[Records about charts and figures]
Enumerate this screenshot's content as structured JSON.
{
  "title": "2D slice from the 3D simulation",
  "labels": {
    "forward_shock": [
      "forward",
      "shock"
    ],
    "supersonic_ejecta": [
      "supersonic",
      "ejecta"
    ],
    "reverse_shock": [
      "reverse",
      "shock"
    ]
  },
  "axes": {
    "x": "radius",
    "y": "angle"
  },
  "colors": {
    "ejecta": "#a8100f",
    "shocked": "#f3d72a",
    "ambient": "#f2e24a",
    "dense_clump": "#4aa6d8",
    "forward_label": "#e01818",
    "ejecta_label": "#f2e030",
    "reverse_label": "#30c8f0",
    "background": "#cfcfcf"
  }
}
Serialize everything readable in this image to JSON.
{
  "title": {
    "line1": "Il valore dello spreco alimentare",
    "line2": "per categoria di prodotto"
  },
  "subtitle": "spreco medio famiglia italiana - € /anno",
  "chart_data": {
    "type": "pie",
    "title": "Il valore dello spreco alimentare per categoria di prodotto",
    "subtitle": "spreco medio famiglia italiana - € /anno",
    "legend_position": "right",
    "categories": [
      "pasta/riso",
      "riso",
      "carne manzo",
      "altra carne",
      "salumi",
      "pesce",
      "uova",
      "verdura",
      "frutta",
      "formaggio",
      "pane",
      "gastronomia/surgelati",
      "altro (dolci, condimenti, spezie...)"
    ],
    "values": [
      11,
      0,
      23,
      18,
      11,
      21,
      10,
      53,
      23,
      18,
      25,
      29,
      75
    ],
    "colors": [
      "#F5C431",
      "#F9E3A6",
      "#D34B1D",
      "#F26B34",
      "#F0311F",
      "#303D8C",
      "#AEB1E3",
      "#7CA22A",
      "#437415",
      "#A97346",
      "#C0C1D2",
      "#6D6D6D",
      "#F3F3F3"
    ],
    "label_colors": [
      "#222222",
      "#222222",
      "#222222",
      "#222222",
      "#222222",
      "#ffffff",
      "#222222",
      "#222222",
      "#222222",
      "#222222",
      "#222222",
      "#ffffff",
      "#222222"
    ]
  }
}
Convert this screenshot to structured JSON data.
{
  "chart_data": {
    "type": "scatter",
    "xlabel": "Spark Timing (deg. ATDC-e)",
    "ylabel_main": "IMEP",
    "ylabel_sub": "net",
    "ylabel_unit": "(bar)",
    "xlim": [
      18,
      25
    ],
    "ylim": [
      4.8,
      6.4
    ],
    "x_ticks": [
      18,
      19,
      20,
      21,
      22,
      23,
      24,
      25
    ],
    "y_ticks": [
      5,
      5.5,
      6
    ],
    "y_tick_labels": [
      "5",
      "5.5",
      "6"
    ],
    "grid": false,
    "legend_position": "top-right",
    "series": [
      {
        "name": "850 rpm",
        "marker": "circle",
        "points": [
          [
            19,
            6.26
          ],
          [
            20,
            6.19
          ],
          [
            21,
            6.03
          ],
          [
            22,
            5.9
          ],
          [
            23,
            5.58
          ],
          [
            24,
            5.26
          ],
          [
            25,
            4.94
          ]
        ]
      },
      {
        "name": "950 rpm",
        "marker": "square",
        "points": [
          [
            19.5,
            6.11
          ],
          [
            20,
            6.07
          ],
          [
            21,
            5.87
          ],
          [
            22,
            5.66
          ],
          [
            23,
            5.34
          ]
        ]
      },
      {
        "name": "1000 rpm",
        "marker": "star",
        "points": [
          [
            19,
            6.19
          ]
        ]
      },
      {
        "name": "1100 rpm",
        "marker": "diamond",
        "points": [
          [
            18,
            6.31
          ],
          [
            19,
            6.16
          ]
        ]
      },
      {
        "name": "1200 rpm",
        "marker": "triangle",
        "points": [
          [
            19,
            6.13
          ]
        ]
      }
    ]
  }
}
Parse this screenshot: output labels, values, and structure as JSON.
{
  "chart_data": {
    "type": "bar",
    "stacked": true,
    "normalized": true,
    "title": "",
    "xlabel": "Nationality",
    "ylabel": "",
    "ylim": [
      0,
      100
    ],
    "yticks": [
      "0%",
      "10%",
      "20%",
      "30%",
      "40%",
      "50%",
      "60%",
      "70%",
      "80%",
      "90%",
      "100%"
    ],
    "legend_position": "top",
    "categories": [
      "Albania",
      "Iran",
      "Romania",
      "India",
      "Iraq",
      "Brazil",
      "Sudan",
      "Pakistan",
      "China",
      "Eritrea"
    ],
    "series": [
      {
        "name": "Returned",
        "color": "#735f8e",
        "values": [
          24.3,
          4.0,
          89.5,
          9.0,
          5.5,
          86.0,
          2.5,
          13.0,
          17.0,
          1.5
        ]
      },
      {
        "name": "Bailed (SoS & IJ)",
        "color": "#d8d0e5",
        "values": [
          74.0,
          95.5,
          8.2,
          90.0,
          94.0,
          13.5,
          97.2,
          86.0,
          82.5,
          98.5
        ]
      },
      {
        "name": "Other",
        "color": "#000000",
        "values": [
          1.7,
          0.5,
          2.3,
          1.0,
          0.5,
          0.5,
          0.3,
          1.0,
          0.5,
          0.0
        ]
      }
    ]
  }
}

## What the exercise asks
Write down only how many lines in the listing contain the word "screenshot".

## Solution to this task
3